(Your instructions): Set down exactly, and only, the lines from the one with "Read all visible content and emit it as JSON." to the final line of the entries, both included.

(Record set):
★ ★ ★ ★ ★ ★ ★
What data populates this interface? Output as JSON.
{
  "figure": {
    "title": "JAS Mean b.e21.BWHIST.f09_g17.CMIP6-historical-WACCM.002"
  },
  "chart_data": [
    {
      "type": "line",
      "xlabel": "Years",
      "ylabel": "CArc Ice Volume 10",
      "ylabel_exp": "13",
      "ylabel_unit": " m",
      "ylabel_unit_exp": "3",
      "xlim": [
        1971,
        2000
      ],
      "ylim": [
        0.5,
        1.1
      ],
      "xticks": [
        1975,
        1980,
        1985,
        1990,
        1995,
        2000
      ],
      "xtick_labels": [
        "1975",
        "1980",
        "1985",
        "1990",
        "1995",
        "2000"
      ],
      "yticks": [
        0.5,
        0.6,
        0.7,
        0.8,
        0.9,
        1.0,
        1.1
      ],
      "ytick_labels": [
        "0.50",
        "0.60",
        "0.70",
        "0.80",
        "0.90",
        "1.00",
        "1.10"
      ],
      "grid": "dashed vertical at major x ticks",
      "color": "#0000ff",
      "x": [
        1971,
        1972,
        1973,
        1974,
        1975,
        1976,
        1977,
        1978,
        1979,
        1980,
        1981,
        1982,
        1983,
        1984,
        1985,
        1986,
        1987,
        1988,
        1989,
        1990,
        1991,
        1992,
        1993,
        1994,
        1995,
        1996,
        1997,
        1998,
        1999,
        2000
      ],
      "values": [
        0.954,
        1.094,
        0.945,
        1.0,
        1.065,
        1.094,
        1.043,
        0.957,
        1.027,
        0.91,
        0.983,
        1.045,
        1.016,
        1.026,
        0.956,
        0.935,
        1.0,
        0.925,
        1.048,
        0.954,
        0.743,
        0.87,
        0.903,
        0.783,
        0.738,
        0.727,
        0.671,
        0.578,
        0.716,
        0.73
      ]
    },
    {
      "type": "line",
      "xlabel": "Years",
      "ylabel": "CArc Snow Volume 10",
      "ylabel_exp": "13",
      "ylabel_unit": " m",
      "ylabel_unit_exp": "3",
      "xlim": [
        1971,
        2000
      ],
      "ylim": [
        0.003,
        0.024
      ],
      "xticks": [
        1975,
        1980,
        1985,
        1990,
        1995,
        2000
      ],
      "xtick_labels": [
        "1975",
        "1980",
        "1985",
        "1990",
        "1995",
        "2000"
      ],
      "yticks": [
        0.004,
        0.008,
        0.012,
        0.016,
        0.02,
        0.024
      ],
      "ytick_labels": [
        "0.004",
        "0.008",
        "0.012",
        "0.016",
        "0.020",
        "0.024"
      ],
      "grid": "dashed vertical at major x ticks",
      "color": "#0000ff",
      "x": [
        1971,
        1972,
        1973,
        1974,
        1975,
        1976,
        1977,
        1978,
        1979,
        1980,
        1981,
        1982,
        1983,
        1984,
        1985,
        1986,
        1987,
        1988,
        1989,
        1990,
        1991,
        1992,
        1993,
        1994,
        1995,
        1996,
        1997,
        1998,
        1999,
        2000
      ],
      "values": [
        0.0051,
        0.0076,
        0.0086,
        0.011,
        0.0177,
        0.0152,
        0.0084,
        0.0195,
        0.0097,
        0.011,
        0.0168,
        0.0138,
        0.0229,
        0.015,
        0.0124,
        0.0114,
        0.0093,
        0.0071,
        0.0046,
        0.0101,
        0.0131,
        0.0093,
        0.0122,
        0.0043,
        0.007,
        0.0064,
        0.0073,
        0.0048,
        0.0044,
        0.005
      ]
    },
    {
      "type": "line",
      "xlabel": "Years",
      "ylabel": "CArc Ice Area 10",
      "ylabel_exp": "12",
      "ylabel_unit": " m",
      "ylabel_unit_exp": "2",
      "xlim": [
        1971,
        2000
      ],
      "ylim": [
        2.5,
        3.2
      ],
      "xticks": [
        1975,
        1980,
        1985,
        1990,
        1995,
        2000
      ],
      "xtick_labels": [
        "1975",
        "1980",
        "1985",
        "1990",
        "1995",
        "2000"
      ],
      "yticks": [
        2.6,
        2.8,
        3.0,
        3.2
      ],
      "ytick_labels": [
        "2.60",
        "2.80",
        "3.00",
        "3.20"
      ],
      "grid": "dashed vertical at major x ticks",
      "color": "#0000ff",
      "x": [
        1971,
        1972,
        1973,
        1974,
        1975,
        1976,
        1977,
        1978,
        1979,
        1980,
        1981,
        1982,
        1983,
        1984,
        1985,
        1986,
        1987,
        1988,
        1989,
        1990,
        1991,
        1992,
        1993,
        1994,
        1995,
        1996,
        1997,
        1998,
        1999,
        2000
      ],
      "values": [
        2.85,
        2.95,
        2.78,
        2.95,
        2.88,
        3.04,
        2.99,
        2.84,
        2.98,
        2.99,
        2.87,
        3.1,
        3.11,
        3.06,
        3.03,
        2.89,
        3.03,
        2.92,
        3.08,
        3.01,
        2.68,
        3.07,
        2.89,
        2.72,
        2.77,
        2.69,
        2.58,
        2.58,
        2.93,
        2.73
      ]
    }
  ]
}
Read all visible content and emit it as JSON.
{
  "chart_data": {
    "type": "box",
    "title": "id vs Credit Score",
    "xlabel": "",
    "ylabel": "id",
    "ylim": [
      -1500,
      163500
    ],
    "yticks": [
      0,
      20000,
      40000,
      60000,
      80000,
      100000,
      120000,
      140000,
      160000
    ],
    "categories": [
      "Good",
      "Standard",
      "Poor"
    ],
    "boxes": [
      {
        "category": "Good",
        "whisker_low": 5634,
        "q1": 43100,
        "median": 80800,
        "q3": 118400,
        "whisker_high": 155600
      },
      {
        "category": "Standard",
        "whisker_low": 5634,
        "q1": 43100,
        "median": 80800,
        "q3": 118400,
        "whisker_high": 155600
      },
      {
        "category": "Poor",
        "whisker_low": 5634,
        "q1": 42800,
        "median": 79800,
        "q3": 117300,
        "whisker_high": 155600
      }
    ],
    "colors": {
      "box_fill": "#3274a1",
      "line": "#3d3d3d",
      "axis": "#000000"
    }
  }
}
★ ★ ★ ★ ★ ★ ★
(The output):
Read all visible content and emit it as JSON.
{
  "chart_data": {
    "type": "box",
    "title": "id vs Credit Score",
    "xlabel": "",
    "ylabel": "id",
    "ylim": [
      -1500,
      163500
    ],
    "yticks": [
      0,
      20000,
      40000,
      60000,
      80000,
      100000,
      120000,
      140000,
      160000
    ],
    "categories": [
      "Good",
      "Standard",
      "Poor"
    ],
    "boxes": [
      {
        "category": "Good",
        "whisker_low": 5634,
        "q1": 43100,
        "median": 80800,
        "q3": 118400,
        "whisker_high": 155600
      },
      {
        "category": "Standard",
        "whisker_low": 5634,
        "q1": 43100,
        "median": 80800,
        "q3": 118400,
        "whisker_high": 155600
      },
      {
        "category": "Poor",
        "whisker_low": 5634,
        "q1": 42800,
        "median": 79800,
        "q3": 117300,
        "whisker_high": 155600
      }
    ],
    "colors": {
      "box_fill": "#3274a1",
      "line": "#3d3d3d",
      "axis": "#000000"
    }
  }
}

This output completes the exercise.